#### [Instructions to follow]
Check the listing below for lines with the word "отопления" and say how many there are, with nothing but the number.
════════
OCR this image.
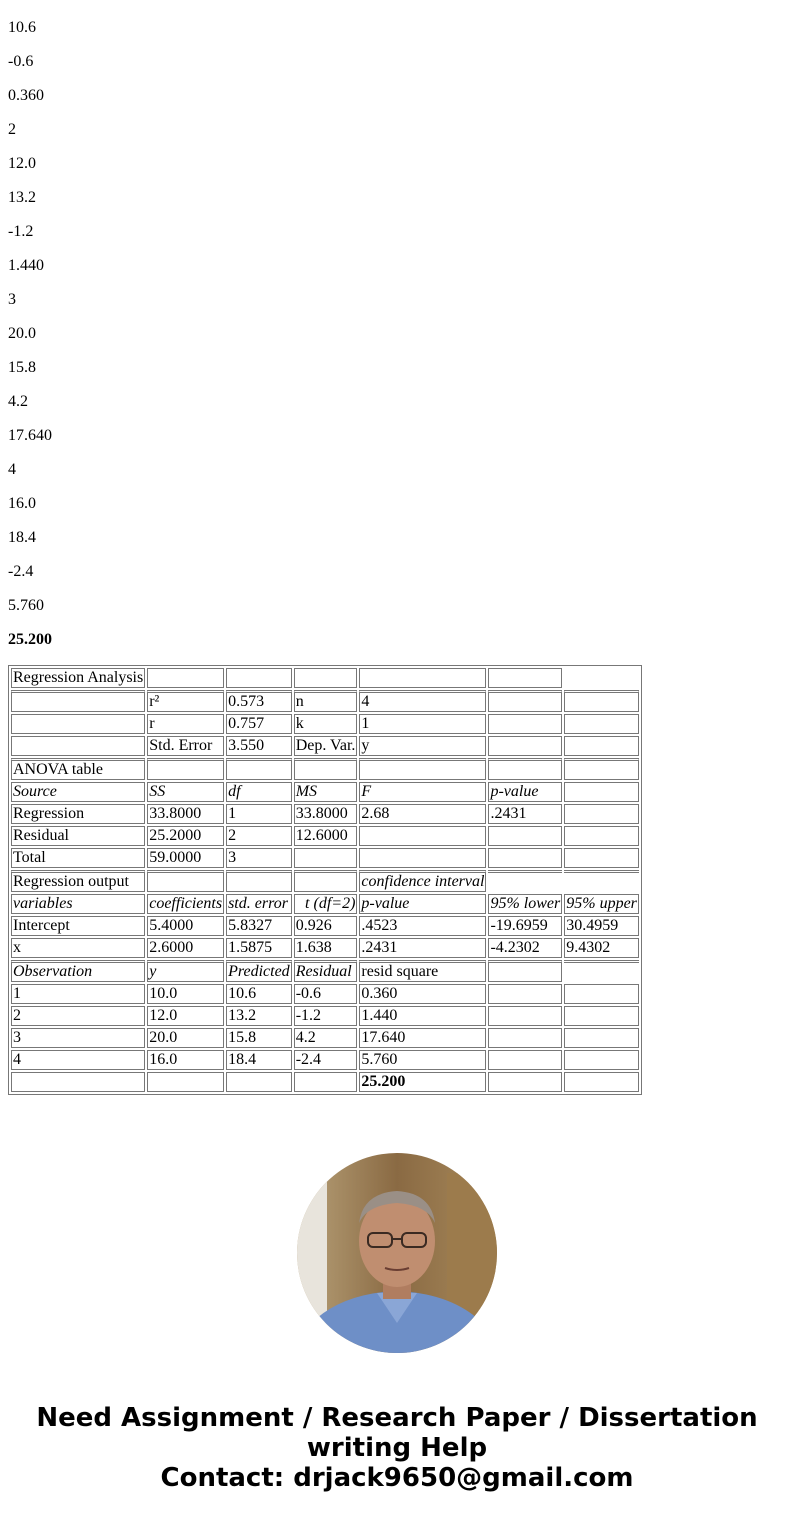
10.6
-0.6
0.360
2
12.0
13.2
-1.2
1.440
3
20.0
15.8
4.2
17.640
4
16.0
18.4
-2.4
5.760
25.200
Regression Analysis						
	r²	0.573	n	4		
	r	0.757	k	1		
	Std. Error	3.550	Dep. Var.	y		
ANOVA table						
Source	SS	df	MS	F	p-value	
Regression	33.8000	1	33.8000	2.68	.2431	
Residual	25.2000	2	12.6000			
Total	59.0000	3				
Regression output				confidence interval		
variables	coefficients	std. error	t (df=2)	p-value	95% lower	95% upper
Intercept	5.4000	5.8327	0.926	.4523	-19.6959	30.4959
x	2.6000	1.5875	1.638	.2431	-4.2302	9.4302
Observation	y	Predicted	Residual	resid square		
1	10.0	10.6	-0.6	0.360		
2	12.0	13.2	-1.2	1.440		
3	20.0	15.8	4.2	17.640		
4	16.0	18.4	-2.4	5.760		
				25.200		
Need Assignment / Research Paper / Dissertation
writing Help
Contact: drjack9650@gmail.com
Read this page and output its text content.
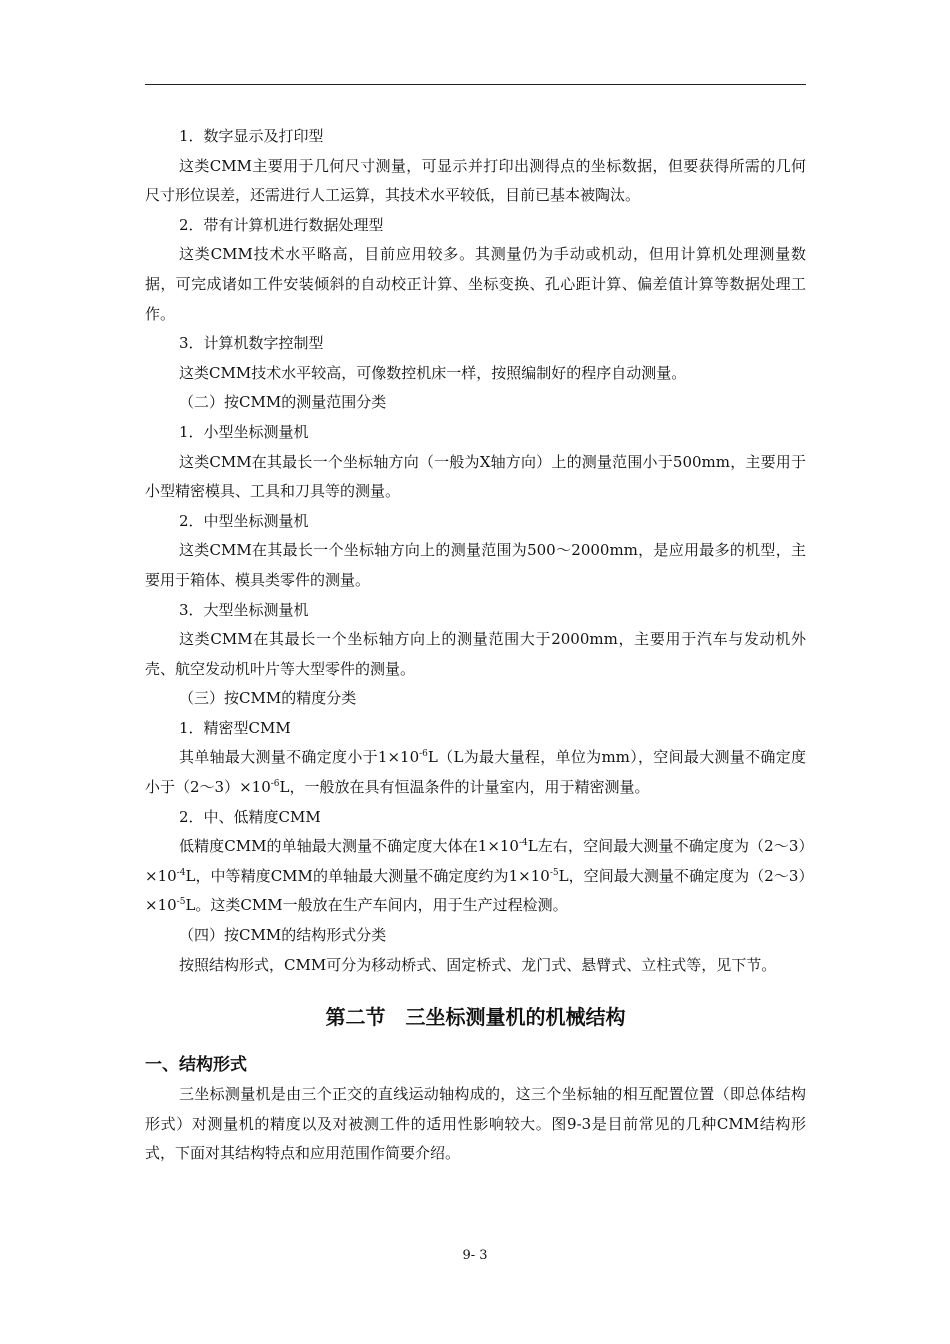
1．数字显示及打印型

这类CMM主要用于几何尺寸测量，可显示并打印出测得点的坐标数据，但要获得所需的几何尺寸形位误差，还需进行人工运算，其技术水平较低，目前已基本被陶汰。

2．带有计算机进行数据处理型

这类CMM技术水平略高，目前应用较多。其测量仍为手动或机动，但用计算机处理测量数据，可完成诸如工件安装倾斜的自动校正计算、坐标变换、孔心距计算、偏差值计算等数据处理工作。

3．计算机数字控制型

这类CMM技术水平较高，可像数控机床一样，按照编制好的程序自动测量。

（二）按CMM的测量范围分类

1．小型坐标测量机

这类CMM在其最长一个坐标轴方向（一般为X轴方向）上的测量范围小于500mm，主要用于小型精密模具、工具和刀具等的测量。

2．中型坐标测量机

这类CMM在其最长一个坐标轴方向上的测量范围为500～2000mm，是应用最多的机型，主要用于箱体、模具类零件的测量。

3．大型坐标测量机

这类CMM在其最长一个坐标轴方向上的测量范围大于2000mm，主要用于汽车与发动机外壳、航空发动机叶片等大型零件的测量。

（三）按CMM的精度分类

1．精密型CMM

其单轴最大测量不确定度小于$1\times 10^{-6}L(L$为最大量程，单位为mm），空间最大测量不确定度小于$(2\sim 3)\times 10^{-6}L$，一般放在具有恒温条件的计量室内，用于精密测量。

2．中、低精度CMM

低精度CMM的单轴最大测量不确定度大体在$1\times 10^{-4}L$左右，空间最大测量不确定度为$(2\sim 3)\times 10^{-4}L$，中等精度CMM的单轴最大测量不确定度约为$1\times 10^{-5}L$，空间最大测量不确定度为$(2\sim 3)\times 10^{-5}L$。这类CMM一般放在生产车间内，用于生产过程检测。

（四）按CMM的结构形式分类

按照结构形式，CMM可分为移动桥式、固定桥式、龙门式、悬臂式、立柱式等，见下节。

第二节　三坐标测量机的机械结构
一、结构形式

三坐标测量机是由三个正交的直线运动轴构成的，这三个坐标轴的相互配置位置（即总体结构形式）对测量机的精度以及对被测工件的适用性影响较大。图9-3是目前常见的几种CMM结构形式，下面对其结构特点和应用范围作简要介绍。

9- 3
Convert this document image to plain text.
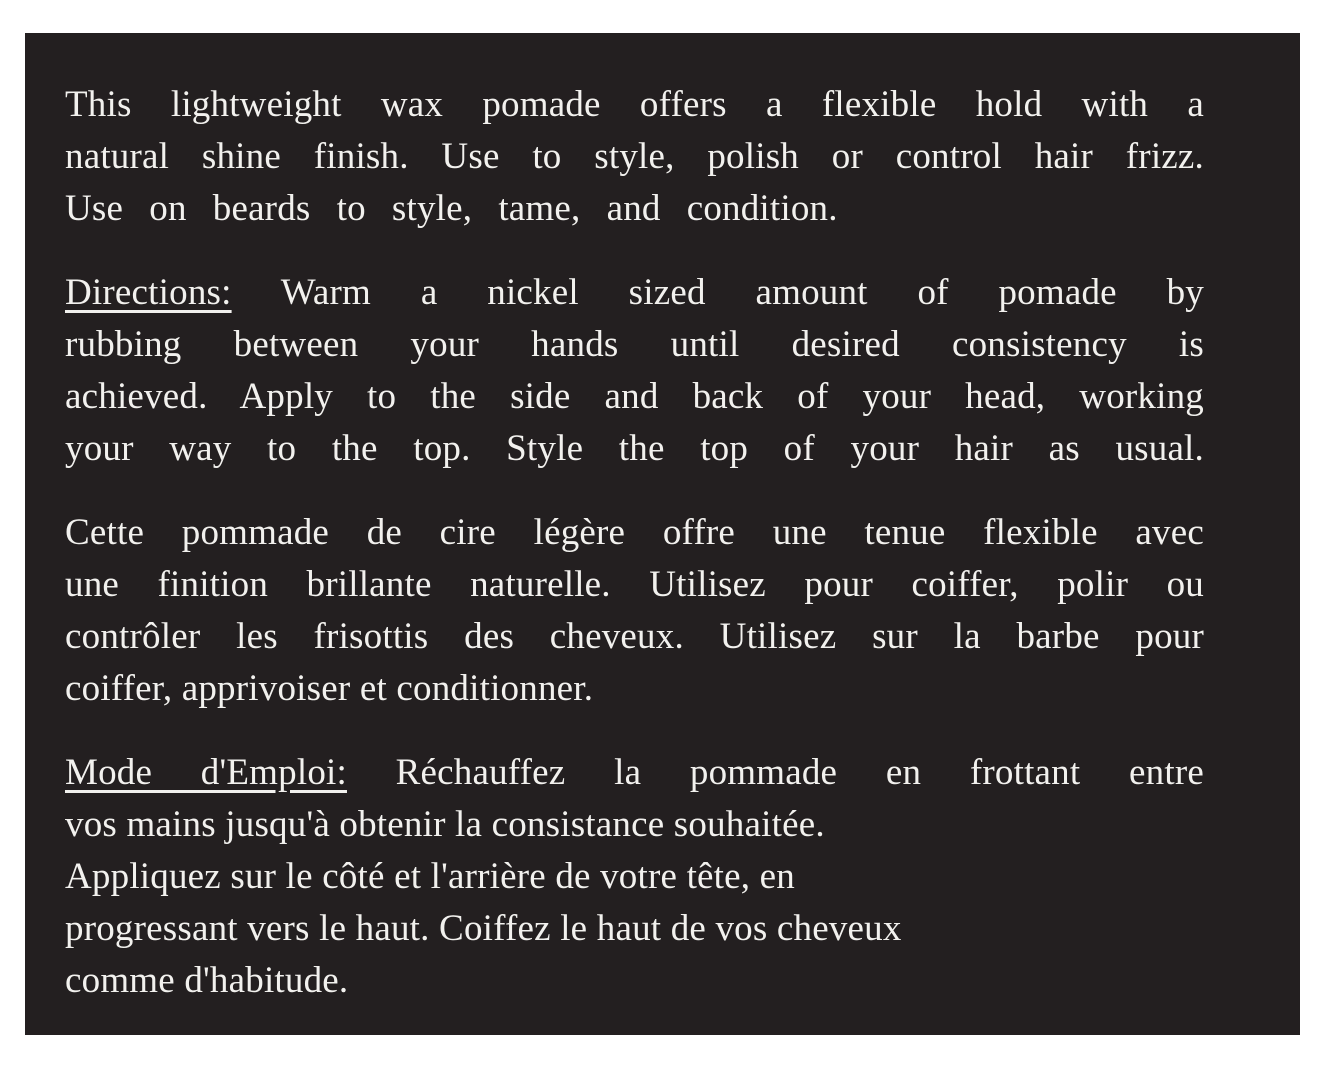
This lightweight wax pomade offers a flexible hold with a
natural shine finish. Use to style, polish or control hair frizz.
Use on beards to style, tame, and condition.
Directions: Warm a nickel sized amount of pomade by
rubbing between your hands until desired consistency is
achieved. Apply to the side and back of your head, working
your way to the top. Style the top of your hair as usual.
Cette pommade de cire légère offre une tenue flexible avec
une finition brillante naturelle. Utilisez pour coiffer, polir ou
contrôler les frisottis des cheveux. Utilisez sur la barbe pour
coiffer, apprivoiser et conditionner.
Mode d'Emploi: Réchauffez la pommade en frottant entre
vos mains jusqu'à obtenir la consistance souhaitée.
Appliquez sur le côté et l'arrière de votre tête, en
progressant vers le haut. Coiffez le haut de vos cheveux
comme d'habitude.
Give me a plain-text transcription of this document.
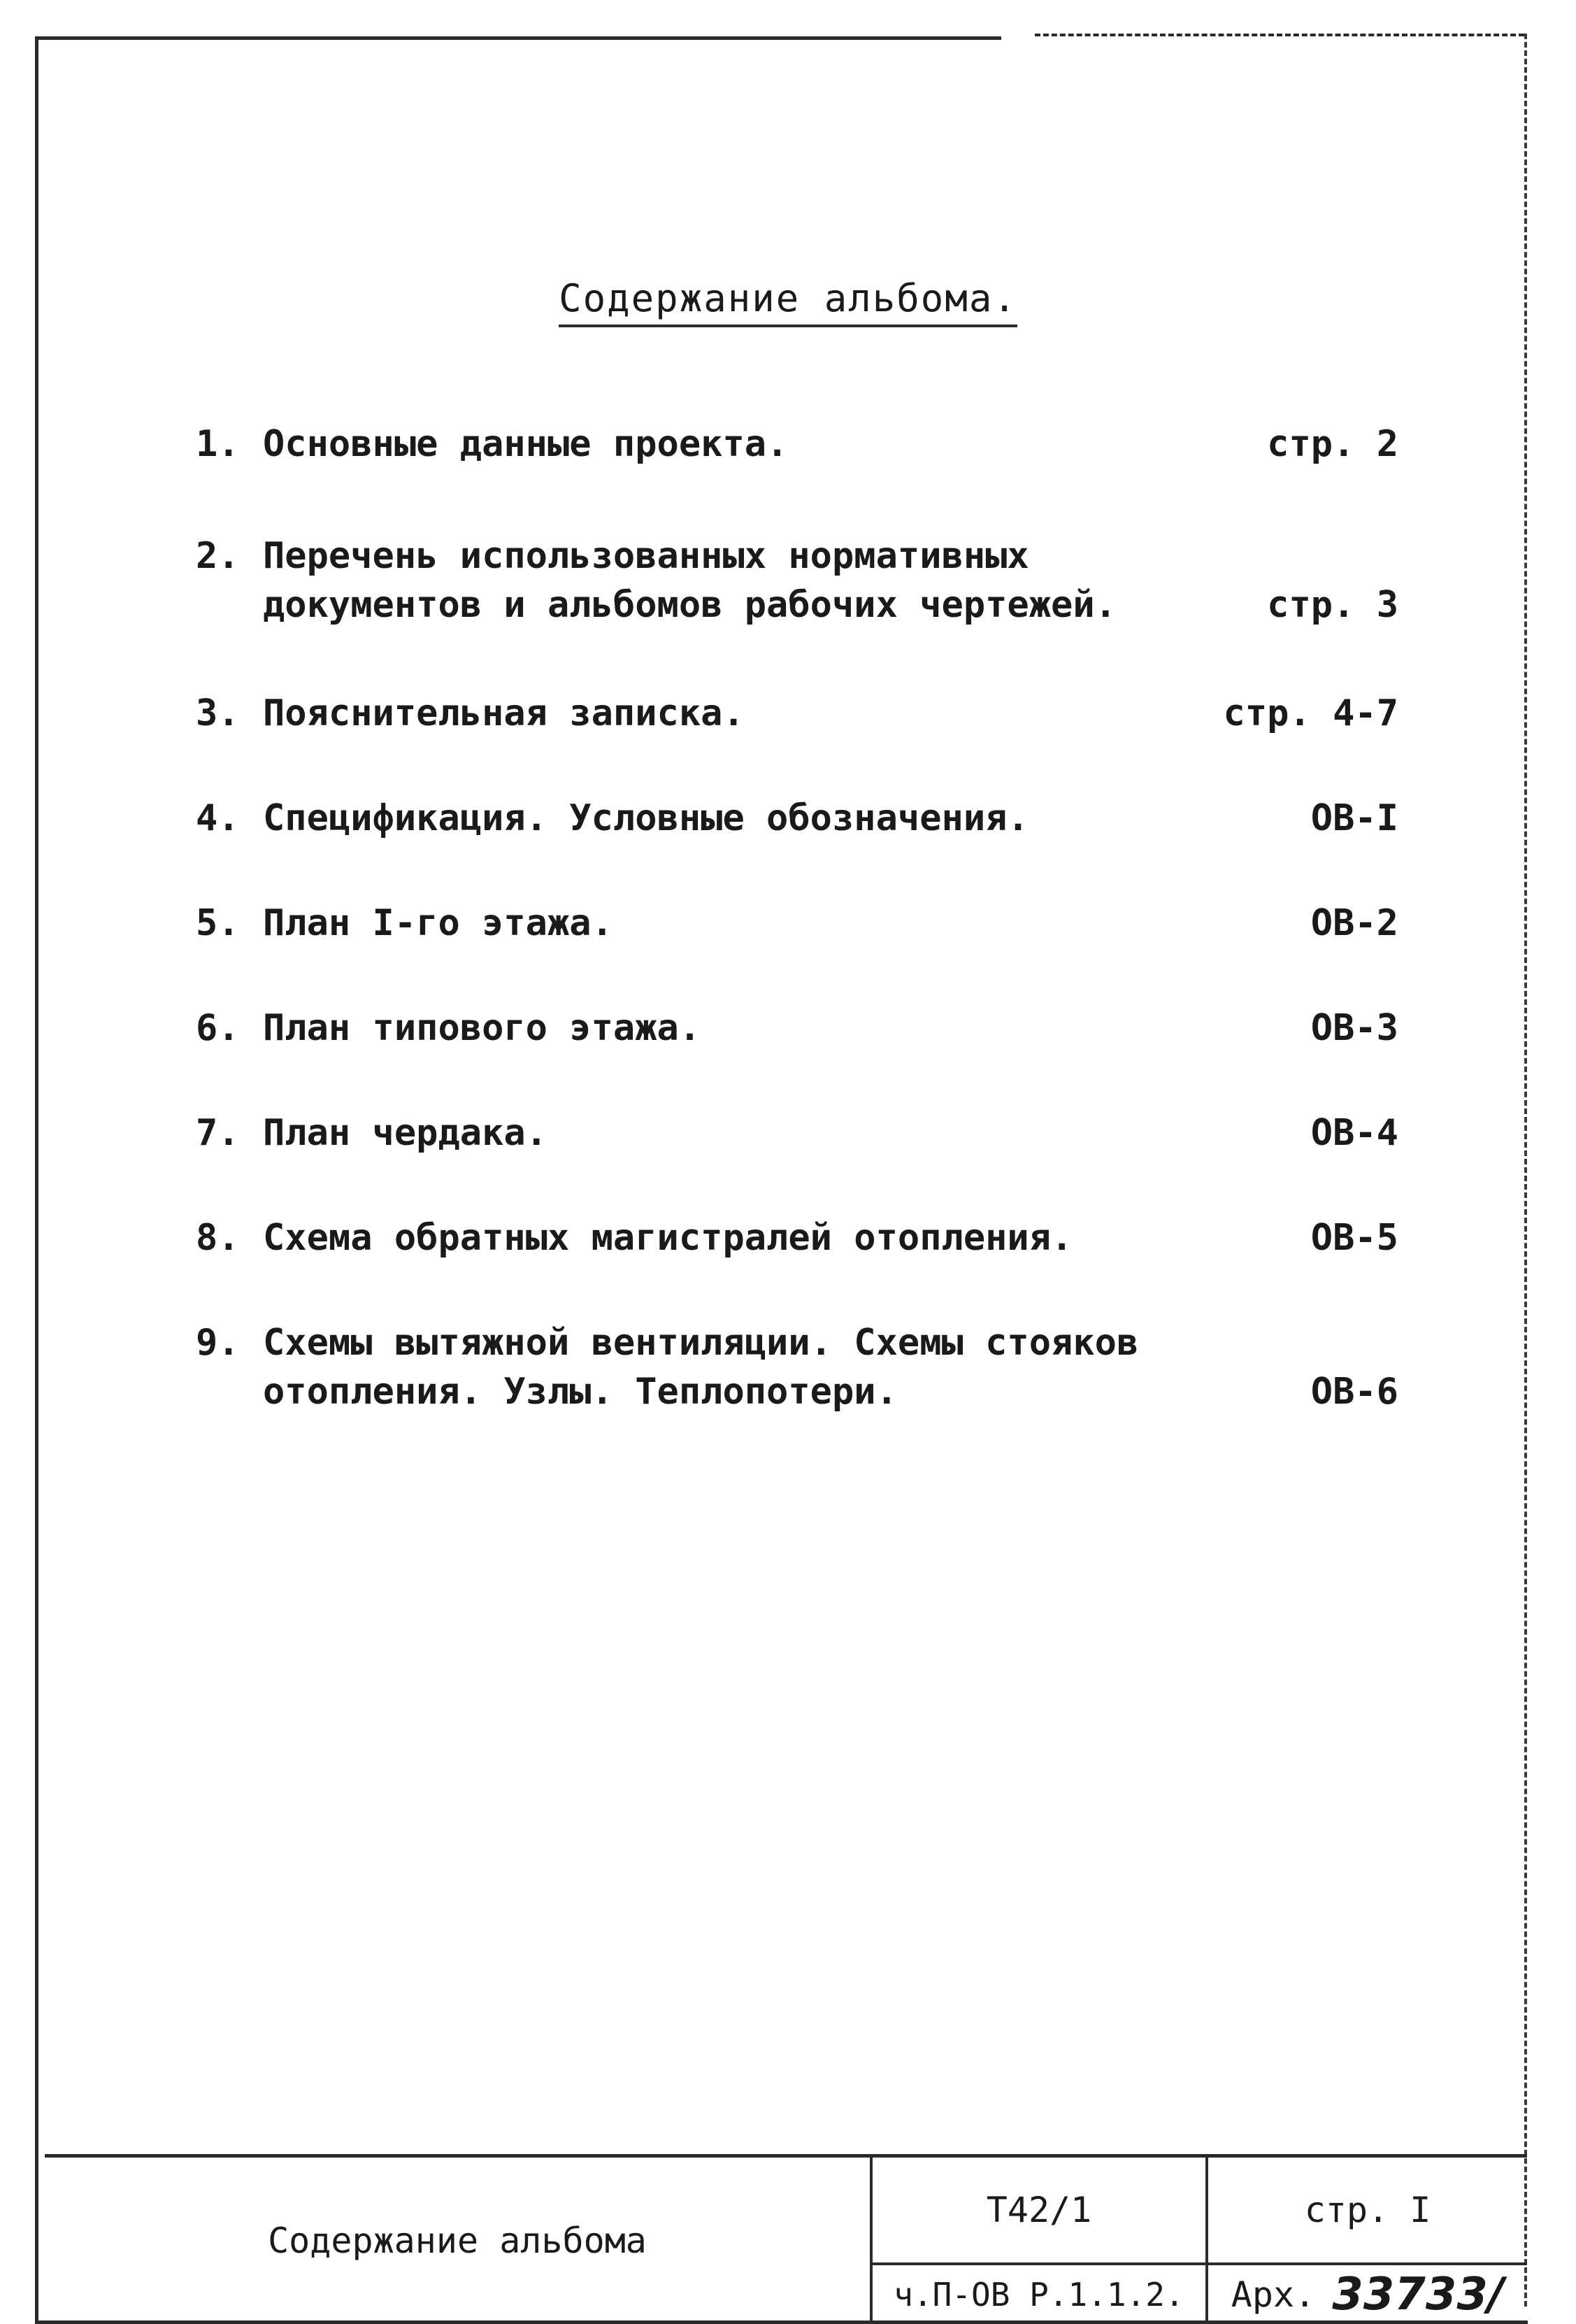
Содержание альбома.
1. Основные данные проекта.	стр. 2
2. Перечень использованных нормативных
документов и альбомов рабочих чертежей.	стр. 3
3. Пояснительная записка.	стр. 4-7
4. Спецификация. Условные обозначения.	ОВ-I
5. План I-го этажа.	ОВ-2
6. План типового этажа.	ОВ-3
7. План чердака.	ОВ-4
8. Схема обратных магистралей отопления.	ОВ-5
9. Схемы вытяжной вентиляции. Схемы стояков
отопления. Узлы. Теплопотери.	ОВ-6
Содержание альбома
Т42/1
ч.П-ОВ Р.1.1.2.
стр. I
Арх. 33733/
════════
#### [Written response]
2